[Figure content listings]
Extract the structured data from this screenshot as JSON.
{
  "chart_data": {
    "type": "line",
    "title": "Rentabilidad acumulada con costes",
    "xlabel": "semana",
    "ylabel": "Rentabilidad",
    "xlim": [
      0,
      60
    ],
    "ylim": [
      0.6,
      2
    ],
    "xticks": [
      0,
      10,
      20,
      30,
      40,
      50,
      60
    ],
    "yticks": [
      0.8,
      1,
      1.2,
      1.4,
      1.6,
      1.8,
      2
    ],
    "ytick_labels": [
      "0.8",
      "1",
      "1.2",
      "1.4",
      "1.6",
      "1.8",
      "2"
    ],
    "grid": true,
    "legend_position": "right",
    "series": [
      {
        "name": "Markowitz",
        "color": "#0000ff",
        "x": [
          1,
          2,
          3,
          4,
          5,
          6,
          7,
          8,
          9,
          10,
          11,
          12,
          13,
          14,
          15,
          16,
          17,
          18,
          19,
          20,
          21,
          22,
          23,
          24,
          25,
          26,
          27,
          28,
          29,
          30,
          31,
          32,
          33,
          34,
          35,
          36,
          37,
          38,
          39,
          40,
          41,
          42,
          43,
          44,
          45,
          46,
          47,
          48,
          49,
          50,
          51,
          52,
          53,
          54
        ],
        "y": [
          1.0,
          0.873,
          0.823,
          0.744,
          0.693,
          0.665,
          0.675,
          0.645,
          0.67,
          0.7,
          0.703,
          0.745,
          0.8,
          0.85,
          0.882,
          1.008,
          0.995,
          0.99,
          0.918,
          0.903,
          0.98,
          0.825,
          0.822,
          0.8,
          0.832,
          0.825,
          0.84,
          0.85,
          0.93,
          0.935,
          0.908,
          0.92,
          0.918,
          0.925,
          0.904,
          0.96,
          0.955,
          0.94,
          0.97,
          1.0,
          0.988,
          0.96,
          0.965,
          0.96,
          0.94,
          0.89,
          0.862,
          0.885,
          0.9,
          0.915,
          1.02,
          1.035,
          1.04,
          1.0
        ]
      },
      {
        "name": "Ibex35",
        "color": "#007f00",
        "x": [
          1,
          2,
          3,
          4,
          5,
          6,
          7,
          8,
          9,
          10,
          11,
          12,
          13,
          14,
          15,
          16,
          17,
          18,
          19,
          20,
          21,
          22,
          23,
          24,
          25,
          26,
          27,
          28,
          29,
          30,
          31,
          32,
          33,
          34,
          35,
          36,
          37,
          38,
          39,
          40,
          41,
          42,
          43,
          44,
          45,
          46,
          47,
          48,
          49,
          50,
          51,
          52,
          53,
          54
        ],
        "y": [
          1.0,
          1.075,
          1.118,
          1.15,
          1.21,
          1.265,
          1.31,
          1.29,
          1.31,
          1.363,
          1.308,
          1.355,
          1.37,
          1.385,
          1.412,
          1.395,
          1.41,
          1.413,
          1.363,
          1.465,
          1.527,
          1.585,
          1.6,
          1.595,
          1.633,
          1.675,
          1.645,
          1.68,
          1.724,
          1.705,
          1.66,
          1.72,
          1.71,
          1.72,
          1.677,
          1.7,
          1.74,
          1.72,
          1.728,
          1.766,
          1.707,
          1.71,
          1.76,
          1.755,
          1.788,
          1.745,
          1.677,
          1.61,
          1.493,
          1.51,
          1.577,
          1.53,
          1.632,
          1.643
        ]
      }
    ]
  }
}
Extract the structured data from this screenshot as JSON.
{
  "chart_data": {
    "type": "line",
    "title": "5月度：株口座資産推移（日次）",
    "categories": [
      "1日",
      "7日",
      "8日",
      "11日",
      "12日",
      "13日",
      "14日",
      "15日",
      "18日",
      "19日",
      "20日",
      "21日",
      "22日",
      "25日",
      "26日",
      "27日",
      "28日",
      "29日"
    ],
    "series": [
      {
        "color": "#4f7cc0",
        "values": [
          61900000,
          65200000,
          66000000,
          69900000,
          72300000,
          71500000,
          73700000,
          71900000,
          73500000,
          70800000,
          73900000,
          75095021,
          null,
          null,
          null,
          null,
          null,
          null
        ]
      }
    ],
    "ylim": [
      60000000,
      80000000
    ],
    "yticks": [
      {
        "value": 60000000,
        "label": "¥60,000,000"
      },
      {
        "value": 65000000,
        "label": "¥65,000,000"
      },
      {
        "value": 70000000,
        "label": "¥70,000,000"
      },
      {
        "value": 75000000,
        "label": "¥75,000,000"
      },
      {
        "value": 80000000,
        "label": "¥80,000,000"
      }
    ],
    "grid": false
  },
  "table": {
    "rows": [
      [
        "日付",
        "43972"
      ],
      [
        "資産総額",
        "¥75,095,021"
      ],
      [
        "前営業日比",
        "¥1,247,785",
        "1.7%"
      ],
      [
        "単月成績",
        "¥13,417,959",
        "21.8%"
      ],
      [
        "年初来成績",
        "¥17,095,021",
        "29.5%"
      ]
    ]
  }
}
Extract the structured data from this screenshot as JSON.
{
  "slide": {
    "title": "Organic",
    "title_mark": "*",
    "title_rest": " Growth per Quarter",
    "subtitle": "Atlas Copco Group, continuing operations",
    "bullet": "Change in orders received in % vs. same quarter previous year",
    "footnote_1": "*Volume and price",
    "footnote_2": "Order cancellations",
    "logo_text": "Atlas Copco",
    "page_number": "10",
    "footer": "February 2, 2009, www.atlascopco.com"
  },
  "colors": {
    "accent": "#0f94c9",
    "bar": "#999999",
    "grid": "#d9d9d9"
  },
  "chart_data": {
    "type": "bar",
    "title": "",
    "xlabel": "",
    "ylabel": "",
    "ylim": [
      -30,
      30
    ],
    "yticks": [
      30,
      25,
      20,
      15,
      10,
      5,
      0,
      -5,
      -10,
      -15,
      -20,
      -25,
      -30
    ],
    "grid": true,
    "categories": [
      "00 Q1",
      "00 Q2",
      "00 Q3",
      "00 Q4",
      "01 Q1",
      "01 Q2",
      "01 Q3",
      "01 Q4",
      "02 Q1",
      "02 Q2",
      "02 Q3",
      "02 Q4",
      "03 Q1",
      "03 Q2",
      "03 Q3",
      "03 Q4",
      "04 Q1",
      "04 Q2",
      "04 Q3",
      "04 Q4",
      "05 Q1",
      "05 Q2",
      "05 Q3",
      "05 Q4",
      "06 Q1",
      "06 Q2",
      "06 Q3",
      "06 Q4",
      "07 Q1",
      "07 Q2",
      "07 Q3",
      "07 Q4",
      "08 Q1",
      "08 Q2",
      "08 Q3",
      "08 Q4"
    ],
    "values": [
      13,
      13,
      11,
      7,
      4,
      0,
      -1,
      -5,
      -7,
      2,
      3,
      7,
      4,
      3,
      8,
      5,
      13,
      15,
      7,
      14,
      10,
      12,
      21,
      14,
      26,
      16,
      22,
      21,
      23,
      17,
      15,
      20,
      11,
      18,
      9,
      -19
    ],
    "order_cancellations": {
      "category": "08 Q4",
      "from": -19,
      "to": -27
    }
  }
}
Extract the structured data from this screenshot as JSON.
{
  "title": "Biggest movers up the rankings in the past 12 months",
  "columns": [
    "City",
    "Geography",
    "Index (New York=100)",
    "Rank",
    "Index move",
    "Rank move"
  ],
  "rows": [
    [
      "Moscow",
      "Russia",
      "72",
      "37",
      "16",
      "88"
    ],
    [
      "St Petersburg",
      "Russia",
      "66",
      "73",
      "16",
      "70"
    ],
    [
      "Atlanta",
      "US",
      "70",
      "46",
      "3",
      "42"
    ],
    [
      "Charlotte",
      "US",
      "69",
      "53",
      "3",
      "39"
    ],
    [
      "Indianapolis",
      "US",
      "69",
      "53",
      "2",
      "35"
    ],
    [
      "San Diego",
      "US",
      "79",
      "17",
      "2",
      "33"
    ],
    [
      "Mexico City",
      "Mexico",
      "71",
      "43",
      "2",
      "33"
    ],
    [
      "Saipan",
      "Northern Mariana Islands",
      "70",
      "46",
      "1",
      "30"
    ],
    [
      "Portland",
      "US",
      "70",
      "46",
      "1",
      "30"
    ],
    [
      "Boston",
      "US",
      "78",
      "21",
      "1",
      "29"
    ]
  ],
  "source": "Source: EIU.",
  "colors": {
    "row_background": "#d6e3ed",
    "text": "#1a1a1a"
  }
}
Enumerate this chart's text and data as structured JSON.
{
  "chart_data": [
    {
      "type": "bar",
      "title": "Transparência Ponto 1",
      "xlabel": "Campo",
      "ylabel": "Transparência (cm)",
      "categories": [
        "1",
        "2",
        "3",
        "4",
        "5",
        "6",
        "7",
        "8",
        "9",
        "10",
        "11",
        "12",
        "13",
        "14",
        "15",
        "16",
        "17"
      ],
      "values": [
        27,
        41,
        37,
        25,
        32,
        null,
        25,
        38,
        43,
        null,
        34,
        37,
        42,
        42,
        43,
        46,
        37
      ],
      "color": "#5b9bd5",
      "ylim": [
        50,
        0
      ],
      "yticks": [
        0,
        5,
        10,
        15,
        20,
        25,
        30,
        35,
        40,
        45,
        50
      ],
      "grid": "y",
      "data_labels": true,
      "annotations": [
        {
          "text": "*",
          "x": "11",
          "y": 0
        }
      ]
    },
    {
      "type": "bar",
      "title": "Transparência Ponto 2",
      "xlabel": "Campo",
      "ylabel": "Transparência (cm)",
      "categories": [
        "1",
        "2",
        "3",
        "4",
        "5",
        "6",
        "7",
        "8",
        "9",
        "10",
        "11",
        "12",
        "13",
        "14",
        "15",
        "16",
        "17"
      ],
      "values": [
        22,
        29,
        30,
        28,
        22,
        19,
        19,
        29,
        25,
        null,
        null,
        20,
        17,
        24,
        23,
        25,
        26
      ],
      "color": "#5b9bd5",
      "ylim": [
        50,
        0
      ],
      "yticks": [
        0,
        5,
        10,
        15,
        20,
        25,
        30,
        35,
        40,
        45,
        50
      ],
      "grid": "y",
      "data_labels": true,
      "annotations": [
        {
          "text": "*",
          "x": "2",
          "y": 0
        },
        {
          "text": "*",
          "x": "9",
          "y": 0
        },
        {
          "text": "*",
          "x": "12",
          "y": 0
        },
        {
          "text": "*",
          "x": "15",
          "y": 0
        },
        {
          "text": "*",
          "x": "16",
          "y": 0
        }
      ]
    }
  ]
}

Work instructions: Write out every line of the listing that holds the word "Transparência".

The solution:
      "title": "Transparência Ponto 1",
      "ylabel": "Transparência (cm)",
      "title": "Transparência Ponto 2",
      "ylabel": "Transparência (cm)",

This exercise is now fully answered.